▶ TEXT:

1. ist das kein politischer Müll, wenn es dir nicht passt, kannst du auch gerne weiter ziehen.

Die Stelle habe ich außer Acht gelassen, denn dafür bringen sie keine Beweise. Viele Äußerungen werden oft aus dem Kontext gerissen und dann wird gesagt, der und der hat gehetzt und ruft zum Kampf auf. Kein aufrichtiger Muslim hat eine andere Religion als minderwertig bezeichnet. Zu der Aussage: "erklärte sie andere Religionen für minderwertig" haben sie auch keine Beweise gebracht. Vorallem wer soll das gewesen sein laut Innenministerium?


----------



## OctoCore (13. März 2013)

Ja, ich glaube daran, dass es religiöse Gruppen gibt, die über Jugendarbeit (schnappt sie euch, wenn sie noch jung sind) Jugendliche in ihre Reihen ziehen und missionieren und andere Religionen für minderwertig erklären.
Ist praktisch Standardvorgehensweise.
Religionsunabhängig.

▶ AUFGABE 1: An welchem Datum verfasste OctoCore laut dem Text seinen Beitrag?
▶ AUFGABE 2: Schreiben Sie eine Passage aus dem Text wortgetreu ab: Setzen Sie bei den Worten „## OctoCore (13.“ ein und hören Sie nach „Religionsunabhängig.“ auf.

Gespeicherte Einträge des Datensatzes:
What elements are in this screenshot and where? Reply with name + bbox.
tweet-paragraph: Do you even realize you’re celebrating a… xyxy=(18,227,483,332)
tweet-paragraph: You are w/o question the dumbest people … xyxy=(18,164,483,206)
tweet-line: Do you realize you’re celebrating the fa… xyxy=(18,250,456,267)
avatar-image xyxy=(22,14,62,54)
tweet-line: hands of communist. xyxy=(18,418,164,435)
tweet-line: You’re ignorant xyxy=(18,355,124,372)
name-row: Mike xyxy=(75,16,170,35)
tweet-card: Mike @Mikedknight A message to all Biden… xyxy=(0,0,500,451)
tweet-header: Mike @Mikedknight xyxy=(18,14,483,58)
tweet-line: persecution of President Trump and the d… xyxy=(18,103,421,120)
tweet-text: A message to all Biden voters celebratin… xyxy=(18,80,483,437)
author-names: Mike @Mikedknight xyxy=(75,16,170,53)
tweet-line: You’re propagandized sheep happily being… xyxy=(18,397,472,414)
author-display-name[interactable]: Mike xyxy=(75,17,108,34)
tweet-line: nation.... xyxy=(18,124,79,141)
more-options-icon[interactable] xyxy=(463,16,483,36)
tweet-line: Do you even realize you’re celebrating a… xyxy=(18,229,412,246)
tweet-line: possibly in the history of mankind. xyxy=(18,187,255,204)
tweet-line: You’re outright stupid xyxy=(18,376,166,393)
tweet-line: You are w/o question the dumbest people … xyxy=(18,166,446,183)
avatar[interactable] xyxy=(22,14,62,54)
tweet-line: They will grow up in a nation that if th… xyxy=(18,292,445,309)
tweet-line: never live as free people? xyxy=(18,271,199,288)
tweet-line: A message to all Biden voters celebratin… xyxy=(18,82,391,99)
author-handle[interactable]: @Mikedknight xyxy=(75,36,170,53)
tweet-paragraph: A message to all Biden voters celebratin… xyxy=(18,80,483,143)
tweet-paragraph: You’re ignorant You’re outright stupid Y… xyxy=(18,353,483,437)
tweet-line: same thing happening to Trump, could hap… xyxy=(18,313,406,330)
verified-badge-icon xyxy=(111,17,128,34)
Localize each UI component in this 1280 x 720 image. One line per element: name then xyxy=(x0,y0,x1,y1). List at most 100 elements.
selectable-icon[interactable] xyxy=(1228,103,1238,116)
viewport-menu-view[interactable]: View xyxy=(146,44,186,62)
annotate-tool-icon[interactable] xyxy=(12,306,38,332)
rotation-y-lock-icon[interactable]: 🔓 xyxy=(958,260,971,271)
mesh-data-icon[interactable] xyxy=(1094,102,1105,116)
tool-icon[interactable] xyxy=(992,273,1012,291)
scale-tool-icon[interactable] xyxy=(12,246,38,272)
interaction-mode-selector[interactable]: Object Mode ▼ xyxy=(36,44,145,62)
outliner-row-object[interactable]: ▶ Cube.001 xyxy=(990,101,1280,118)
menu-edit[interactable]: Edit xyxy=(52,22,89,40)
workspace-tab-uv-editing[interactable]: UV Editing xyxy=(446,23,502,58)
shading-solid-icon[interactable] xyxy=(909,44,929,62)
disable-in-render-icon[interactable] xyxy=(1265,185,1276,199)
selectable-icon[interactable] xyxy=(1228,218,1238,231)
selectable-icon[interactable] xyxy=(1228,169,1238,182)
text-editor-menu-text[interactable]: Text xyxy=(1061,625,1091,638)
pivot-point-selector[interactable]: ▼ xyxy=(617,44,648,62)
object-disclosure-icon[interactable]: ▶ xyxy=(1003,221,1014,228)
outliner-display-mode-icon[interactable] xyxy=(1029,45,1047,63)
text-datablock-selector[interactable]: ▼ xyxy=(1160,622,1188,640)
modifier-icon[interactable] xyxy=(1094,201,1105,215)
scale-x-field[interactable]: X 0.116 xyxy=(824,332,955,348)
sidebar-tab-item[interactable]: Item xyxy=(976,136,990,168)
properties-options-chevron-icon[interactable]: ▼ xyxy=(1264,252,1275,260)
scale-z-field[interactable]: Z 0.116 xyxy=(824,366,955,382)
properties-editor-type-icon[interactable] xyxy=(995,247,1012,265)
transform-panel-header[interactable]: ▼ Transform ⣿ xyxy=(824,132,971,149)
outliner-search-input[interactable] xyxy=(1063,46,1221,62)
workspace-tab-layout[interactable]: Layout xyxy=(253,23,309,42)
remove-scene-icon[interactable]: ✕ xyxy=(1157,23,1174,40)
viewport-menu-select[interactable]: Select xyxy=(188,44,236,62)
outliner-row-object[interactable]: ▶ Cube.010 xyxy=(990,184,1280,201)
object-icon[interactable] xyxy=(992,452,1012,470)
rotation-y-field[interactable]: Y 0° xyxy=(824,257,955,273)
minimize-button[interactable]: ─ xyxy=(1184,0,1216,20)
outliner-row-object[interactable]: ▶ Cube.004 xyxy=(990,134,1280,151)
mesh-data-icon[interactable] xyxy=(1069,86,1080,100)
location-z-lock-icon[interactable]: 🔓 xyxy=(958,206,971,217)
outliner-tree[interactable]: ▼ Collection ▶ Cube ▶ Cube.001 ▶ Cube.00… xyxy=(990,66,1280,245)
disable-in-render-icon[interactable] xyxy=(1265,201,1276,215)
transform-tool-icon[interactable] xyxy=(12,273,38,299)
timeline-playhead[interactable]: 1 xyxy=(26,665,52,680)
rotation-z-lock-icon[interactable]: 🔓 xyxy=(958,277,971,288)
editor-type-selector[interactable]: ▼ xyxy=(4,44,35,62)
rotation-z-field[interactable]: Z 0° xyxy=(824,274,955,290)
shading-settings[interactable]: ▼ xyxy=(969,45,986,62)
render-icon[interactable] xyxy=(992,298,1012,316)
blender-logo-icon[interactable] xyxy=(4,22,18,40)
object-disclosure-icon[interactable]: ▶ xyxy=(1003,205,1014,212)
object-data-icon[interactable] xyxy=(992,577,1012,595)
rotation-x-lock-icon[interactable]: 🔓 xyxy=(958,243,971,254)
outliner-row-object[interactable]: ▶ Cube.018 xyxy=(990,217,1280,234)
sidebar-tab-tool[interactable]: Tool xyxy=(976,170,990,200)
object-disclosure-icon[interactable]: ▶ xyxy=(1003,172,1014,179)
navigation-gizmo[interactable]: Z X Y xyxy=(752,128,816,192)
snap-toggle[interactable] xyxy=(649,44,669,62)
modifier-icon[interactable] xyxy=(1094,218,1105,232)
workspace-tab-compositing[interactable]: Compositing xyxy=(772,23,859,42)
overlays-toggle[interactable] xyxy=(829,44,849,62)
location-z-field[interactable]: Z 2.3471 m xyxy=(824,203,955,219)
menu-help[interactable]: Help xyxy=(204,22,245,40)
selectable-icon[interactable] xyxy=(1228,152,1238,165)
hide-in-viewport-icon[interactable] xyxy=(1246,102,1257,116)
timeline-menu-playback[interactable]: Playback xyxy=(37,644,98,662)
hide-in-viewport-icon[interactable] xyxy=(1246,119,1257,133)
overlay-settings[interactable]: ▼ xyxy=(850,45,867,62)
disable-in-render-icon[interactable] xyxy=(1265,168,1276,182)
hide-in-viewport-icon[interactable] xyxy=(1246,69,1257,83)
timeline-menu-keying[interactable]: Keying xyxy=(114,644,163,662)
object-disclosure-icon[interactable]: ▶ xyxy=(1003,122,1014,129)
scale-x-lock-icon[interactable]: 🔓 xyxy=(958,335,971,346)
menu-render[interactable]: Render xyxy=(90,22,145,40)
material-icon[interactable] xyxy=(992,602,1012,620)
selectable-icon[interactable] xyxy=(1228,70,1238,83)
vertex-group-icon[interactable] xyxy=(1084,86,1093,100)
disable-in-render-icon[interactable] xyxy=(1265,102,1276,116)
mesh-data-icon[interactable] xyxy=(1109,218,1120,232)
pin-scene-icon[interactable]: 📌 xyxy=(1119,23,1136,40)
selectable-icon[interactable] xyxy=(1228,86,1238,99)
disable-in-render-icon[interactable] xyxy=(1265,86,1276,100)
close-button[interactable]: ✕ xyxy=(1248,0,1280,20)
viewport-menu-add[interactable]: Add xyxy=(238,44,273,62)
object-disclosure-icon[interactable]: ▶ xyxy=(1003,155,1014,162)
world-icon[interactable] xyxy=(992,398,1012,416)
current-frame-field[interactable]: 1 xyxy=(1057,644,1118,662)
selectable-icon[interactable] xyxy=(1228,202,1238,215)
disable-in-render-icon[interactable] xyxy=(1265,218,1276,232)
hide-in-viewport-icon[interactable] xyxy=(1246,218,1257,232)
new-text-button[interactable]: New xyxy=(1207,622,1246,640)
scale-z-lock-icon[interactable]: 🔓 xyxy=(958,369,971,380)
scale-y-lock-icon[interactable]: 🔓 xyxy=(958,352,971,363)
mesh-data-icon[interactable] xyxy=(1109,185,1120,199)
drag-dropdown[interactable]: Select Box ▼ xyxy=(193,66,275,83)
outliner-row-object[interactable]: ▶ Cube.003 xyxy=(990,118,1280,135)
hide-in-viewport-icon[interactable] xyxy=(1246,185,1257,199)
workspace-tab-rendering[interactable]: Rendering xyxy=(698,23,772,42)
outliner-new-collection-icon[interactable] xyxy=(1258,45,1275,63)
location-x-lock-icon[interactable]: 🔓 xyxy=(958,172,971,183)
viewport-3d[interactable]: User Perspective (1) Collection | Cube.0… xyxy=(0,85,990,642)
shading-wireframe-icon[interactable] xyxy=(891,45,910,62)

▶ AUSGABE 1: Am 13. März 2013.

▶ AUSGABE 2:
## OctoCore (13. März 2013)

Ja, ich glaube daran, dass es religiöse Gruppen gibt, die über Jugendarbeit (schnappt sie euch, wenn sie noch jung sind) Jugendliche in ihre Reihen ziehen und missionieren und andere Religionen für minderwertig erklären.
Ist praktisch Standardvorgehensweise.
Religionsunabhängig.